Copy each line that holds "Úhrnná".

Exercise inputs:
★ ★ ★ ★ ★ ★ ★
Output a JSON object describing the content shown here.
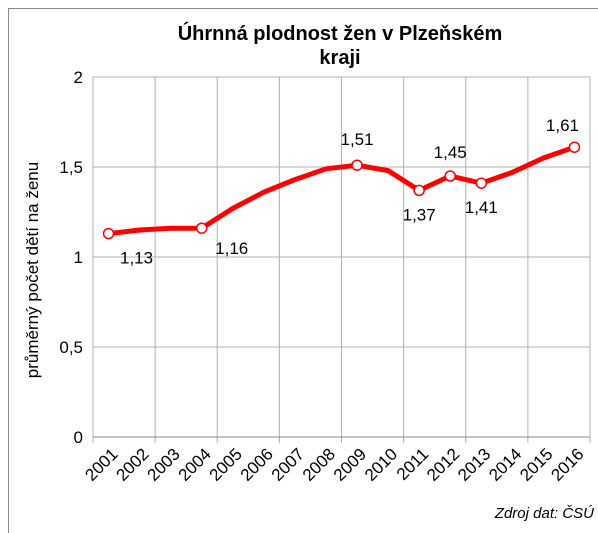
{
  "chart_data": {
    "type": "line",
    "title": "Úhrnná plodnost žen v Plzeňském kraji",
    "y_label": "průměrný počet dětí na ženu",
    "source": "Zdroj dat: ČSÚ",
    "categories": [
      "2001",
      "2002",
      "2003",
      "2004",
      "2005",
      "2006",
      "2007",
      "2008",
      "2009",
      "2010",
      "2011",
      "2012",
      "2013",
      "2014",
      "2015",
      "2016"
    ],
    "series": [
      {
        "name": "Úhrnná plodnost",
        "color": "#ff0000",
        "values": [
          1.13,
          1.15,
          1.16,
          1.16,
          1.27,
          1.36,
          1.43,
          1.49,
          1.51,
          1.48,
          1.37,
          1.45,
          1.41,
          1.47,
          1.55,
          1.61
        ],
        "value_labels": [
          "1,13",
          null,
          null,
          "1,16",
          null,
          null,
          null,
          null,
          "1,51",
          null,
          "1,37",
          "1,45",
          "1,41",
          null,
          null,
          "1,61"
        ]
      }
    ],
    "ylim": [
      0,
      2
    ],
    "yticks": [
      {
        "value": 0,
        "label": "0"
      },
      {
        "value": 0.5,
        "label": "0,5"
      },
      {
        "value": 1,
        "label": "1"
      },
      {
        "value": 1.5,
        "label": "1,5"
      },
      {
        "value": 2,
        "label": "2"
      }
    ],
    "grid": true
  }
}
★ ★ ★ ★ ★ ★ ★
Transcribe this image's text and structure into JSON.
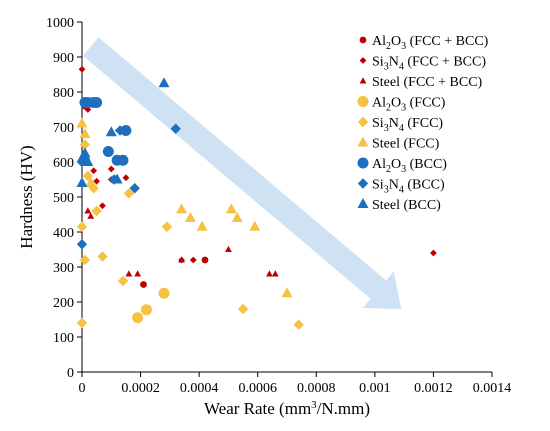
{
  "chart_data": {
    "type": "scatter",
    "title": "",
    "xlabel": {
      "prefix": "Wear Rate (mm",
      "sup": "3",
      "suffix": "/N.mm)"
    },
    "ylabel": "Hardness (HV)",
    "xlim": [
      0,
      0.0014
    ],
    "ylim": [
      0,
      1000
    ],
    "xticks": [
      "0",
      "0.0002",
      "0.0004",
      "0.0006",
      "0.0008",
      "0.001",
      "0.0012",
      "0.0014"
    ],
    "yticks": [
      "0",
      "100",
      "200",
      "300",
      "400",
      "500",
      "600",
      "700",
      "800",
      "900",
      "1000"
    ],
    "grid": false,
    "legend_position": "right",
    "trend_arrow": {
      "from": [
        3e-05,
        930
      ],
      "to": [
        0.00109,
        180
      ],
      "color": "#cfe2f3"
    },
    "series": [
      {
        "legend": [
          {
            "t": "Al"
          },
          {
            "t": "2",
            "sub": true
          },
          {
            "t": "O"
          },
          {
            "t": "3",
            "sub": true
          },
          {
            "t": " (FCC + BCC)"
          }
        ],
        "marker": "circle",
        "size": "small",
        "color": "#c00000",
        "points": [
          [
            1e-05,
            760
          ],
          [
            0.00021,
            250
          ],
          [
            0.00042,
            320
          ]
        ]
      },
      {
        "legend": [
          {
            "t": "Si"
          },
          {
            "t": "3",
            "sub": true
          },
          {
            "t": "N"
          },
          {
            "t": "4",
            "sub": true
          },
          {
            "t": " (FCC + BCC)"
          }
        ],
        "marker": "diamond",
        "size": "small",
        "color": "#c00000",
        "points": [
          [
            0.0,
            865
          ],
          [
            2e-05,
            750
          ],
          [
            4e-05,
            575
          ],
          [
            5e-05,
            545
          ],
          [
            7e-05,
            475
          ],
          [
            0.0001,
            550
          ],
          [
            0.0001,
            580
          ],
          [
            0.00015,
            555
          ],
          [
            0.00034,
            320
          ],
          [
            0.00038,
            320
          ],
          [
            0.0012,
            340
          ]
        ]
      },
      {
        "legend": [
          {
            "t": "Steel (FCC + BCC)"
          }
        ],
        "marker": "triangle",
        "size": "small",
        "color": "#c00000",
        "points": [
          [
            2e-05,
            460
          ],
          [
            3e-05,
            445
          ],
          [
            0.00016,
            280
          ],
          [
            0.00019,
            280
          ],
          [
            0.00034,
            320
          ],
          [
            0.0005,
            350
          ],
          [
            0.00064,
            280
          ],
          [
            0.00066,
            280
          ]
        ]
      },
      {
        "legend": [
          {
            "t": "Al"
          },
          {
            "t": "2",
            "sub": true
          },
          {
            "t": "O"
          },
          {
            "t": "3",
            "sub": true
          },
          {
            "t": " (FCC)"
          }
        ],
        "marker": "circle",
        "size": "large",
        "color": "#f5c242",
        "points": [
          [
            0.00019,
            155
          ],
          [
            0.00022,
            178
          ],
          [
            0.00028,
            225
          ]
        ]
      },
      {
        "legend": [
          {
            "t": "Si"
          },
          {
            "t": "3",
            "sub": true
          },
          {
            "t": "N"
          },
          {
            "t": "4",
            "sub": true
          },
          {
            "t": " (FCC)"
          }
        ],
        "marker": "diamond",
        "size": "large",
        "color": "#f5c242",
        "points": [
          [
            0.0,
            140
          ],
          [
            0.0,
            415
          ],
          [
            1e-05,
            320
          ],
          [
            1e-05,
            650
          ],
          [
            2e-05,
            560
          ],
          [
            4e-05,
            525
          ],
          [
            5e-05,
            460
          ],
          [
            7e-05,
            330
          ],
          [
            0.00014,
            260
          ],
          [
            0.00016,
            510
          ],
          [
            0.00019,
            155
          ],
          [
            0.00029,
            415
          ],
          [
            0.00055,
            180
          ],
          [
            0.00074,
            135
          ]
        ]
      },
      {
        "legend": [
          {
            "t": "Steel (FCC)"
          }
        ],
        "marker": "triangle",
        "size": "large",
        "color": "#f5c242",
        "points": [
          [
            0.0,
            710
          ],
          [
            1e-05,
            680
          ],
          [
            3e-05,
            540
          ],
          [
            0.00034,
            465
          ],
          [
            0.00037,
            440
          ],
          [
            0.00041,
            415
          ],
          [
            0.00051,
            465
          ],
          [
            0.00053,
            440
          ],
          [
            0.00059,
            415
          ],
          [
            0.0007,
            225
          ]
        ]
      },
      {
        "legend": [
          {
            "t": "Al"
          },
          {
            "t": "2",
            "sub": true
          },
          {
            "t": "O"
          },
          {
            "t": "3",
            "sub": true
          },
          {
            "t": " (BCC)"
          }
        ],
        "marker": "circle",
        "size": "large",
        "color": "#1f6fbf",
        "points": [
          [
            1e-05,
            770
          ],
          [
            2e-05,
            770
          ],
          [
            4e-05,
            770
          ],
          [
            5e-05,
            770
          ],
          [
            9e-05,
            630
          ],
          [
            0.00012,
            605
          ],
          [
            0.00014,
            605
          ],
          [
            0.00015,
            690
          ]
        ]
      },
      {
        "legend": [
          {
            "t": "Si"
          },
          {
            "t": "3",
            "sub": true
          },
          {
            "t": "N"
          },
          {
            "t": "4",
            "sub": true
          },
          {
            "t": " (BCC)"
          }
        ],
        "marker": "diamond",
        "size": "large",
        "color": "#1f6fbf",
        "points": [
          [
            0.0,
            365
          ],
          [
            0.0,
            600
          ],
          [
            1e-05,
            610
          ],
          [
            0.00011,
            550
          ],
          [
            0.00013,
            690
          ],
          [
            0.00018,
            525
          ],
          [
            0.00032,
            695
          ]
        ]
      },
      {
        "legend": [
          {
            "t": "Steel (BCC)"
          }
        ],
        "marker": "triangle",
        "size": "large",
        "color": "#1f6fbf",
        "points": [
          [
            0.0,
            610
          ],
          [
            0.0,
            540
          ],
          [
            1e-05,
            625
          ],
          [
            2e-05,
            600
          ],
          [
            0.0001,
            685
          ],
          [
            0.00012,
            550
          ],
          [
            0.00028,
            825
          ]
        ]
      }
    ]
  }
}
★ ★ ★ ★ ★ ★ ★
Output for this task:
    "title": "Úhrnná plodnost žen v Plzeňském kraji",
        "name": "Úhrnná plodnost",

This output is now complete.